REQUIRED TASK> Find every line of the listing below where "text" appears, and copy it.

EXTRACTED RECORDS>

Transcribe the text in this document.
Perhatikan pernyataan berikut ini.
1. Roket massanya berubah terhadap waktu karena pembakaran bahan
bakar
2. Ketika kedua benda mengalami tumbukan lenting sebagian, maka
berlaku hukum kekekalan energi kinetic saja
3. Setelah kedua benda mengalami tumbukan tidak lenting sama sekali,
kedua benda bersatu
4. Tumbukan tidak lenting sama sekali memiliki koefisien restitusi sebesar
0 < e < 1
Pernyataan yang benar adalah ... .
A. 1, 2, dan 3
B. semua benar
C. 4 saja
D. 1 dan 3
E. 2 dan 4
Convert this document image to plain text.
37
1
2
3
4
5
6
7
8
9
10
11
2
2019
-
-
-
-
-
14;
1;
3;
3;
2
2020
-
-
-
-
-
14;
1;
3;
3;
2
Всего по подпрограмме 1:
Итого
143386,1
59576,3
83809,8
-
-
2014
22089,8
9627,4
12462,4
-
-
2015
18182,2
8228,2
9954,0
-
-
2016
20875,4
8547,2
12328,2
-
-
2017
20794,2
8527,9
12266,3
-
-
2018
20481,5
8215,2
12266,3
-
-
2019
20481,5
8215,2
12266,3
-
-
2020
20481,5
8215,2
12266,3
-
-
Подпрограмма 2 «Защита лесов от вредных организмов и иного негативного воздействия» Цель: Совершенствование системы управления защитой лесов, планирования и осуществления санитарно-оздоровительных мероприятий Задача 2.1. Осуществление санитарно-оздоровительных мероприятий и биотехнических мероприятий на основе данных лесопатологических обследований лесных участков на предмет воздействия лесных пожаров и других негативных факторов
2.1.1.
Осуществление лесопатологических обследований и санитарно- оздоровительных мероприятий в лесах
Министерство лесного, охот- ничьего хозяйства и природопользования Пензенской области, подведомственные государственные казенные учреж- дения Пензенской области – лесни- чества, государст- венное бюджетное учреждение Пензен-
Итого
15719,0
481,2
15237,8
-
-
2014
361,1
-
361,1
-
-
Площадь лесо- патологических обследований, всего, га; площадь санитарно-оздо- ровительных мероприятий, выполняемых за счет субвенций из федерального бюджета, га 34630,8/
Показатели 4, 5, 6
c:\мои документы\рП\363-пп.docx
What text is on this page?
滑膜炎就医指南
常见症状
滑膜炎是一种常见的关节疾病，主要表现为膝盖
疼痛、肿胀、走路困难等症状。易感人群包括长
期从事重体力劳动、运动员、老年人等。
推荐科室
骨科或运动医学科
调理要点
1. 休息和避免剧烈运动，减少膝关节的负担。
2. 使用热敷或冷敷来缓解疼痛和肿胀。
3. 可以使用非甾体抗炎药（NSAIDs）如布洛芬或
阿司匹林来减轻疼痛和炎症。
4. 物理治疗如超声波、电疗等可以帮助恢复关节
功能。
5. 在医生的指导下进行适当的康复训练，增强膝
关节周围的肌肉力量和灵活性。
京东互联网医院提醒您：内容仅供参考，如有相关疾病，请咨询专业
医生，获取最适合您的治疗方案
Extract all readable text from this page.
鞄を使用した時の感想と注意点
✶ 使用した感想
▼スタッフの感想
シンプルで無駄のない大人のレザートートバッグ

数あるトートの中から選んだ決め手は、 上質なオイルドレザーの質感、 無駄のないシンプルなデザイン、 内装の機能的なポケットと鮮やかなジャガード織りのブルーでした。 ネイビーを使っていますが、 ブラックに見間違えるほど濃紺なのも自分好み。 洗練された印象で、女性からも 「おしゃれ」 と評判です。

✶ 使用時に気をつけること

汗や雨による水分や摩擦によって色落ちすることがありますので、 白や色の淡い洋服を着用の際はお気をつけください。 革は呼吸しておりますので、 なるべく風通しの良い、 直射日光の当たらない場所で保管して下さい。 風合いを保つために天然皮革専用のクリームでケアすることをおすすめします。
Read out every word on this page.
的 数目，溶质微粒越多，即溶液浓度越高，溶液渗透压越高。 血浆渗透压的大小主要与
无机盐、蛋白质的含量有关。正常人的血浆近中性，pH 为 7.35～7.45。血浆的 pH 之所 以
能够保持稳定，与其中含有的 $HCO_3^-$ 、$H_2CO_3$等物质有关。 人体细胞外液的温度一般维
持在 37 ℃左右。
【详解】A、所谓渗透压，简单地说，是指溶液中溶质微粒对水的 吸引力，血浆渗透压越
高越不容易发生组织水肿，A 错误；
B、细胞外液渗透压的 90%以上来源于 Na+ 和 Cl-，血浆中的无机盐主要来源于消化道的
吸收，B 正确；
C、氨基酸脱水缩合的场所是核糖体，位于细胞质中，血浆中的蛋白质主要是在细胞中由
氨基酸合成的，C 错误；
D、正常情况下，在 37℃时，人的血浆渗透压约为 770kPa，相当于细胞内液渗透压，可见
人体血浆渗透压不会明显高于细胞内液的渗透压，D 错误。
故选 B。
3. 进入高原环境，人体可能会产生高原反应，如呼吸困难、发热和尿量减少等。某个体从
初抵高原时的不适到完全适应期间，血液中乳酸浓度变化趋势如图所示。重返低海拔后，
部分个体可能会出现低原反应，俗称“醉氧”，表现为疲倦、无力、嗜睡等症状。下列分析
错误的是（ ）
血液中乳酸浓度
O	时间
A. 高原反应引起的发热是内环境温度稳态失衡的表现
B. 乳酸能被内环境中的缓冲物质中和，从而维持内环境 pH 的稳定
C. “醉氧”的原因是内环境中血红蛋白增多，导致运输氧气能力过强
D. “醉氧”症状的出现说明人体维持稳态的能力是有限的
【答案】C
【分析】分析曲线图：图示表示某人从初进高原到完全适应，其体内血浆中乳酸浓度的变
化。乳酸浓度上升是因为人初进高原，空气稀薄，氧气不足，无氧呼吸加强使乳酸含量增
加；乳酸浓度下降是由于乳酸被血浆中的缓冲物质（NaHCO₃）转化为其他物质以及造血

EXERCISE RESPONSE>
Transcribe the text in this document.
Convert this document image to plain text.
What text is on this page?
Extract all readable text from this page.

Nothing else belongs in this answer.